┏━━

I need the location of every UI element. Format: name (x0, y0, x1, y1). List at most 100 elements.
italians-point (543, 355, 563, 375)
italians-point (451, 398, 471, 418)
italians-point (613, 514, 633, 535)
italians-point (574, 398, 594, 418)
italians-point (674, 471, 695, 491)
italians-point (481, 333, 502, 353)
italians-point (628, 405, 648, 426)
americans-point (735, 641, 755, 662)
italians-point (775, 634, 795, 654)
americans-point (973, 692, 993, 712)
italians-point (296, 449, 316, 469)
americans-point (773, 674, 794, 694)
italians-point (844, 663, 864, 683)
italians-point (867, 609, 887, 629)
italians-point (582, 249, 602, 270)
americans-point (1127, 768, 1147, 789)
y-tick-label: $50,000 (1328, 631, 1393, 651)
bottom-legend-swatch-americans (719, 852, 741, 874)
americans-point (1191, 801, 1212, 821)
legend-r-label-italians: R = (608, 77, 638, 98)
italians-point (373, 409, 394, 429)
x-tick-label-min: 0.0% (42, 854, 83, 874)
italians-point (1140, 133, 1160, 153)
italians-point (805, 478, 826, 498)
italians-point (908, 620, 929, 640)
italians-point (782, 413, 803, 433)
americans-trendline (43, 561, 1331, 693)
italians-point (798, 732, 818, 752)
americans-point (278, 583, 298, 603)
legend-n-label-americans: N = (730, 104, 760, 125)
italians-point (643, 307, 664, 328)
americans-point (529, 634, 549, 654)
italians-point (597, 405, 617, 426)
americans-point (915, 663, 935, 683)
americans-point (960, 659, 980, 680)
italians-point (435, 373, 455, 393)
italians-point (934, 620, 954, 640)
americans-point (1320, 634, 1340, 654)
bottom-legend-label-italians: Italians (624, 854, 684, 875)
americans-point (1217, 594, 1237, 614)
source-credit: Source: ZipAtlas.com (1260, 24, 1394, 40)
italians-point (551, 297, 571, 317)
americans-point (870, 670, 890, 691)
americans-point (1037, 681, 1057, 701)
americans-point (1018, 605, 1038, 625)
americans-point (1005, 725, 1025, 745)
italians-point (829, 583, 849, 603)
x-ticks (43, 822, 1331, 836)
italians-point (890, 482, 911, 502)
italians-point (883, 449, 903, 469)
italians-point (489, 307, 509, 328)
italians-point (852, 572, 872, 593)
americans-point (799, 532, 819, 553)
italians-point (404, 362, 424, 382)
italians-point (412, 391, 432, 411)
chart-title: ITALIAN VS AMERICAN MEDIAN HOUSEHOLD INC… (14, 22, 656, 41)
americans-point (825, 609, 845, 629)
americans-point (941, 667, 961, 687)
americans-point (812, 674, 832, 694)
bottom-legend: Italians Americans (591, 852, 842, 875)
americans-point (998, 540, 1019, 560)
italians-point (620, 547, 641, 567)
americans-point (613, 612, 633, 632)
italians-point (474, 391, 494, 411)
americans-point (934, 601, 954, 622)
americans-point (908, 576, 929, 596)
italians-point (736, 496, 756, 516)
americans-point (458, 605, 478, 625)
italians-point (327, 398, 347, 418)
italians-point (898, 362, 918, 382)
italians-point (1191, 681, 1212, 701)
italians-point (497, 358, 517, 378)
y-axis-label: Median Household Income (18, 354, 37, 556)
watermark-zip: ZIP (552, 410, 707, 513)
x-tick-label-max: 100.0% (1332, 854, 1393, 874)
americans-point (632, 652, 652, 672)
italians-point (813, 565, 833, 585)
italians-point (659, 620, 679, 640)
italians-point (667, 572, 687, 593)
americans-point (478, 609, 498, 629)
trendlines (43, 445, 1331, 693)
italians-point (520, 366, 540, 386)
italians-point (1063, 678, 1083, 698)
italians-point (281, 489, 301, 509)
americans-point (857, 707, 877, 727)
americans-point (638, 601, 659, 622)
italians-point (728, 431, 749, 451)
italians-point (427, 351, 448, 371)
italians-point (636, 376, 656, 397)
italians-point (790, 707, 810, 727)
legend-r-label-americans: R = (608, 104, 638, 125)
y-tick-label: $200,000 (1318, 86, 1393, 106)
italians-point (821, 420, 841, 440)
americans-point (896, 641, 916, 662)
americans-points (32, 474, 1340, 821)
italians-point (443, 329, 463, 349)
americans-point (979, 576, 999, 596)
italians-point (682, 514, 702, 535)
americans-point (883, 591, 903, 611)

┗━━

### WHAT IS BEING ASKED:
Please edit the items above by replacing "source-credit" with "source-note" and give every line again with nothing else changed.

### RESULT:
I need the location of every UI element. Format: name (x0, y0, x1, y1). List at most 100 elements.
italians-point (543, 355, 563, 375)
italians-point (451, 398, 471, 418)
italians-point (613, 514, 633, 535)
italians-point (574, 398, 594, 418)
italians-point (674, 471, 695, 491)
italians-point (481, 333, 502, 353)
italians-point (628, 405, 648, 426)
americans-point (735, 641, 755, 662)
italians-point (775, 634, 795, 654)
americans-point (973, 692, 993, 712)
italians-point (296, 449, 316, 469)
americans-point (773, 674, 794, 694)
italians-point (844, 663, 864, 683)
italians-point (867, 609, 887, 629)
italians-point (582, 249, 602, 270)
americans-point (1127, 768, 1147, 789)
y-tick-label: $50,000 (1328, 631, 1393, 651)
bottom-legend-swatch-americans (719, 852, 741, 874)
americans-point (1191, 801, 1212, 821)
legend-r-label-italians: R = (608, 77, 638, 98)
italians-point (373, 409, 394, 429)
x-tick-label-min: 0.0% (42, 854, 83, 874)
italians-point (1140, 133, 1160, 153)
italians-point (805, 478, 826, 498)
italians-point (908, 620, 929, 640)
italians-point (782, 413, 803, 433)
americans-trendline (43, 561, 1331, 693)
italians-point (798, 732, 818, 752)
americans-point (278, 583, 298, 603)
legend-n-label-americans: N = (730, 104, 760, 125)
italians-point (643, 307, 664, 328)
americans-point (529, 634, 549, 654)
italians-point (597, 405, 617, 426)
americans-point (915, 663, 935, 683)
americans-point (960, 659, 980, 680)
italians-point (435, 373, 455, 393)
italians-point (934, 620, 954, 640)
americans-point (1320, 634, 1340, 654)
bottom-legend-label-italians: Italians (624, 854, 684, 875)
americans-point (1217, 594, 1237, 614)
source-note: Source: ZipAtlas.com (1260, 24, 1394, 40)
italians-point (551, 297, 571, 317)
americans-point (870, 670, 890, 691)
americans-point (1037, 681, 1057, 701)
americans-point (1018, 605, 1038, 625)
americans-point (1005, 725, 1025, 745)
italians-point (829, 583, 849, 603)
x-ticks (43, 822, 1331, 836)
italians-point (890, 482, 911, 502)
italians-point (883, 449, 903, 469)
italians-point (489, 307, 509, 328)
italians-point (852, 572, 872, 593)
americans-point (799, 532, 819, 553)
italians-point (404, 362, 424, 382)
italians-point (412, 391, 432, 411)
chart-title: ITALIAN VS AMERICAN MEDIAN HOUSEHOLD INC… (14, 22, 656, 41)
americans-point (825, 609, 845, 629)
americans-point (941, 667, 961, 687)
americans-point (812, 674, 832, 694)
bottom-legend: Italians Americans (591, 852, 842, 875)
americans-point (998, 540, 1019, 560)
italians-point (620, 547, 641, 567)
americans-point (613, 612, 633, 632)
italians-point (474, 391, 494, 411)
americans-point (934, 601, 954, 622)
americans-point (908, 576, 929, 596)
italians-point (736, 496, 756, 516)
americans-point (458, 605, 478, 625)
italians-point (327, 398, 347, 418)
italians-point (898, 362, 918, 382)
italians-point (1191, 681, 1212, 701)
italians-point (497, 358, 517, 378)
y-axis-label: Median Household Income (18, 354, 37, 556)
watermark-zip: ZIP (552, 410, 707, 513)
x-tick-label-max: 100.0% (1332, 854, 1393, 874)
americans-point (632, 652, 652, 672)
italians-point (813, 565, 833, 585)
italians-point (659, 620, 679, 640)
italians-point (667, 572, 687, 593)
americans-point (478, 609, 498, 629)
trendlines (43, 445, 1331, 693)
italians-point (520, 366, 540, 386)
italians-point (1063, 678, 1083, 698)
italians-point (281, 489, 301, 509)
americans-point (857, 707, 877, 727)
americans-point (638, 601, 659, 622)
italians-point (728, 431, 749, 451)
italians-point (427, 351, 448, 371)
italians-point (636, 376, 656, 397)
italians-point (790, 707, 810, 727)
legend-r-label-americans: R = (608, 104, 638, 125)
y-tick-label: $200,000 (1318, 86, 1393, 106)
italians-point (821, 420, 841, 440)
americans-point (896, 641, 916, 662)
americans-points (32, 474, 1340, 821)
italians-point (443, 329, 463, 349)
americans-point (979, 576, 999, 596)
italians-point (682, 514, 702, 535)
americans-point (883, 591, 903, 611)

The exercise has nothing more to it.